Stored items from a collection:
= = = =

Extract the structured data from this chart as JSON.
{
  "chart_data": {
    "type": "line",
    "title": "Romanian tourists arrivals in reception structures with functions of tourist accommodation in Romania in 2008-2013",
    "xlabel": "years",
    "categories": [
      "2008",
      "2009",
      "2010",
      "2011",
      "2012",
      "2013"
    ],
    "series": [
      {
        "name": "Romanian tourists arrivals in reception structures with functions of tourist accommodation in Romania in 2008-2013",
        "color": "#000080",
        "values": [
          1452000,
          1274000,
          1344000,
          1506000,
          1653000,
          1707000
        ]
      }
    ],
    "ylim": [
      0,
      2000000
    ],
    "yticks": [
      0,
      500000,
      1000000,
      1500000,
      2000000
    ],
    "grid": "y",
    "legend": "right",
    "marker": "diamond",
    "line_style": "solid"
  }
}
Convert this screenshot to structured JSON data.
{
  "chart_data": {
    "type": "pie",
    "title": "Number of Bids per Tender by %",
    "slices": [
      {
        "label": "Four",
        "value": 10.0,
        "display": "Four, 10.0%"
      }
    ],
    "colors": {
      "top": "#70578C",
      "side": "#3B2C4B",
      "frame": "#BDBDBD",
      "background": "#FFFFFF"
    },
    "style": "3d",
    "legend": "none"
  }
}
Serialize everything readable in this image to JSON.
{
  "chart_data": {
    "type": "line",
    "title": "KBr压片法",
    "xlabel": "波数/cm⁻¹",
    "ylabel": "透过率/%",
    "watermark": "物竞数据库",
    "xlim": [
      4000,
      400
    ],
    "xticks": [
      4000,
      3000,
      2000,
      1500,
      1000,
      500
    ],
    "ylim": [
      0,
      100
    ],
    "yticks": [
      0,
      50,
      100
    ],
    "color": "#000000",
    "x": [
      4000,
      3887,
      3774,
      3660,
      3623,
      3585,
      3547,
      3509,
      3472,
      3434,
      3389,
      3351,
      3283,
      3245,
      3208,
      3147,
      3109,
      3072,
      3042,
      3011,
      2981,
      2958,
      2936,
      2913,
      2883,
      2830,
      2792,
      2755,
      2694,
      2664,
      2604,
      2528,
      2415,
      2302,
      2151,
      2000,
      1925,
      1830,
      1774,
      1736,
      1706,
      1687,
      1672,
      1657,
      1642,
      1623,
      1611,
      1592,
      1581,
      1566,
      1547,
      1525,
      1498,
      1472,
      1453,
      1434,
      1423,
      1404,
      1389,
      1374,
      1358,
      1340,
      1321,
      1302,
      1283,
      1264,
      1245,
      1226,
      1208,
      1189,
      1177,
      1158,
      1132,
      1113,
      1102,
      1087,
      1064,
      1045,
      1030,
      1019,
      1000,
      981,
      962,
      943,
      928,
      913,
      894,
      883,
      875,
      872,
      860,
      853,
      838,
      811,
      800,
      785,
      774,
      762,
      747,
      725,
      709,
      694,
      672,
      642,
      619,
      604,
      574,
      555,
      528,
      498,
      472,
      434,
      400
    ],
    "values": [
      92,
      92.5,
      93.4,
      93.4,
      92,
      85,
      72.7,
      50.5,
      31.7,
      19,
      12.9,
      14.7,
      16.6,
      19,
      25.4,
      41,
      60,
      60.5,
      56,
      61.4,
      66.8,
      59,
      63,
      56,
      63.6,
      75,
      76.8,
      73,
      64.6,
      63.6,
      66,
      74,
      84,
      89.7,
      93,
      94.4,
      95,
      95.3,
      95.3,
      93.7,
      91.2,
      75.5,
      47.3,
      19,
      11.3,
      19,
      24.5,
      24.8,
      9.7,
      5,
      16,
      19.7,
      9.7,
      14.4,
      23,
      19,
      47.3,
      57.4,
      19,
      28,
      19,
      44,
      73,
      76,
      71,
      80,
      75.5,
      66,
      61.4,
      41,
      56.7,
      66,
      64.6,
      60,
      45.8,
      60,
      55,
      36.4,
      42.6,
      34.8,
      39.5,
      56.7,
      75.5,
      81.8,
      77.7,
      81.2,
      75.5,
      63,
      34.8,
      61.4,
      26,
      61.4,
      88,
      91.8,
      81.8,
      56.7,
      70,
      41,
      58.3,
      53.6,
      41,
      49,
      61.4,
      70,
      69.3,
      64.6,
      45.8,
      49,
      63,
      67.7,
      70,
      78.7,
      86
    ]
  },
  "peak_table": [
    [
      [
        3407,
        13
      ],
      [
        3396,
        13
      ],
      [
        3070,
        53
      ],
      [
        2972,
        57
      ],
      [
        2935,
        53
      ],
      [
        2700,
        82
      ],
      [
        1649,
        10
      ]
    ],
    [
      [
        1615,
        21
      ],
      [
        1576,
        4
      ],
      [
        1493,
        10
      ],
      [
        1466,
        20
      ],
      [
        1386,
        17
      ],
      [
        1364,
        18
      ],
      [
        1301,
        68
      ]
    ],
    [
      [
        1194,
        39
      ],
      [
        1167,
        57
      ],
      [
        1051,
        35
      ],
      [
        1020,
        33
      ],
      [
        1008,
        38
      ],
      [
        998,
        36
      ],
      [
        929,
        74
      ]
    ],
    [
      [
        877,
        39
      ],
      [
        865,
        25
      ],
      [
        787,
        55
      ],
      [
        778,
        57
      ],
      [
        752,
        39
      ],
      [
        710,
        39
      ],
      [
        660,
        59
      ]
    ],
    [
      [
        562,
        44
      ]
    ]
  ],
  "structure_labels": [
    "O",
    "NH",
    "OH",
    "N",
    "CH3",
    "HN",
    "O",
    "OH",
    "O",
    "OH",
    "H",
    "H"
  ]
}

= = = =

What to produce ▸ Transcribe all of the lines in the records precisely.

Task result ▸
Extract the structured data from this chart as JSON.
{
  "chart_data": {
    "type": "line",
    "title": "Romanian tourists arrivals in reception structures with functions of tourist accommodation in Romania in 2008-2013",
    "xlabel": "years",
    "categories": [
      "2008",
      "2009",
      "2010",
      "2011",
      "2012",
      "2013"
    ],
    "series": [
      {
        "name": "Romanian tourists arrivals in reception structures with functions of tourist accommodation in Romania in 2008-2013",
        "color": "#000080",
        "values": [
          1452000,
          1274000,
          1344000,
          1506000,
          1653000,
          1707000
        ]
      }
    ],
    "ylim": [
      0,
      2000000
    ],
    "yticks": [
      0,
      500000,
      1000000,
      1500000,
      2000000
    ],
    "grid": "y",
    "legend": "right",
    "marker": "diamond",
    "line_style": "solid"
  }
}
Convert this screenshot to structured JSON data.
{
  "chart_data": {
    "type": "pie",
    "title": "Number of Bids per Tender by %",
    "slices": [
      {
        "label": "Four",
        "value": 10.0,
        "display": "Four, 10.0%"
      }
    ],
    "colors": {
      "top": "#70578C",
      "side": "#3B2C4B",
      "frame": "#BDBDBD",
      "background": "#FFFFFF"
    },
    "style": "3d",
    "legend": "none"
  }
}
Serialize everything readable in this image to JSON.
{
  "chart_data": {
    "type": "line",
    "title": "KBr压片法",
    "xlabel": "波数/cm⁻¹",
    "ylabel": "透过率/%",
    "watermark": "物竞数据库",
    "xlim": [
      4000,
      400
    ],
    "xticks": [
      4000,
      3000,
      2000,
      1500,
      1000,
      500
    ],
    "ylim": [
      0,
      100
    ],
    "yticks": [
      0,
      50,
      100
    ],
    "color": "#000000",
    "x": [
      4000,
      3887,
      3774,
      3660,
      3623,
      3585,
      3547,
      3509,
      3472,
      3434,
      3389,
      3351,
      3283,
      3245,
      3208,
      3147,
      3109,
      3072,
      3042,
      3011,
      2981,
      2958,
      2936,
      2913,
      2883,
      2830,
      2792,
      2755,
      2694,
      2664,
      2604,
      2528,
      2415,
      2302,
      2151,
      2000,
      1925,
      1830,
      1774,
      1736,
      1706,
      1687,
      1672,
      1657,
      1642,
      1623,
      1611,
      1592,
      1581,
      1566,
      1547,
      1525,
      1498,
      1472,
      1453,
      1434,
      1423,
      1404,
      1389,
      1374,
      1358,
      1340,
      1321,
      1302,
      1283,
      1264,
      1245,
      1226,
      1208,
      1189,
      1177,
      1158,
      1132,
      1113,
      1102,
      1087,
      1064,
      1045,
      1030,
      1019,
      1000,
      981,
      962,
      943,
      928,
      913,
      894,
      883,
      875,
      872,
      860,
      853,
      838,
      811,
      800,
      785,
      774,
      762,
      747,
      725,
      709,
      694,
      672,
      642,
      619,
      604,
      574,
      555,
      528,
      498,
      472,
      434,
      400
    ],
    "values": [
      92,
      92.5,
      93.4,
      93.4,
      92,
      85,
      72.7,
      50.5,
      31.7,
      19,
      12.9,
      14.7,
      16.6,
      19,
      25.4,
      41,
      60,
      60.5,
      56,
      61.4,
      66.8,
      59,
      63,
      56,
      63.6,
      75,
      76.8,
      73,
      64.6,
      63.6,
      66,
      74,
      84,
      89.7,
      93,
      94.4,
      95,
      95.3,
      95.3,
      93.7,
      91.2,
      75.5,
      47.3,
      19,
      11.3,
      19,
      24.5,
      24.8,
      9.7,
      5,
      16,
      19.7,
      9.7,
      14.4,
      23,
      19,
      47.3,
      57.4,
      19,
      28,
      19,
      44,
      73,
      76,
      71,
      80,
      75.5,
      66,
      61.4,
      41,
      56.7,
      66,
      64.6,
      60,
      45.8,
      60,
      55,
      36.4,
      42.6,
      34.8,
      39.5,
      56.7,
      75.5,
      81.8,
      77.7,
      81.2,
      75.5,
      63,
      34.8,
      61.4,
      26,
      61.4,
      88,
      91.8,
      81.8,
      56.7,
      70,
      41,
      58.3,
      53.6,
      41,
      49,
      61.4,
      70,
      69.3,
      64.6,
      45.8,
      49,
      63,
      67.7,
      70,
      78.7,
      86
    ]
  },
  "peak_table": [
    [
      [
        3407,
        13
      ],
      [
        3396,
        13
      ],
      [
        3070,
        53
      ],
      [
        2972,
        57
      ],
      [
        2935,
        53
      ],
      [
        2700,
        82
      ],
      [
        1649,
        10
      ]
    ],
    [
      [
        1615,
        21
      ],
      [
        1576,
        4
      ],
      [
        1493,
        10
      ],
      [
        1466,
        20
      ],
      [
        1386,
        17
      ],
      [
        1364,
        18
      ],
      [
        1301,
        68
      ]
    ],
    [
      [
        1194,
        39
      ],
      [
        1167,
        57
      ],
      [
        1051,
        35
      ],
      [
        1020,
        33
      ],
      [
        1008,
        38
      ],
      [
        998,
        36
      ],
      [
        929,
        74
      ]
    ],
    [
      [
        877,
        39
      ],
      [
        865,
        25
      ],
      [
        787,
        55
      ],
      [
        778,
        57
      ],
      [
        752,
        39
      ],
      [
        710,
        39
      ],
      [
        660,
        59
      ]
    ],
    [
      [
        562,
        44
      ]
    ]
  ],
  "structure_labels": [
    "O",
    "NH",
    "OH",
    "N",
    "CH3",
    "HN",
    "O",
    "OH",
    "O",
    "OH",
    "H",
    "H"
  ]
}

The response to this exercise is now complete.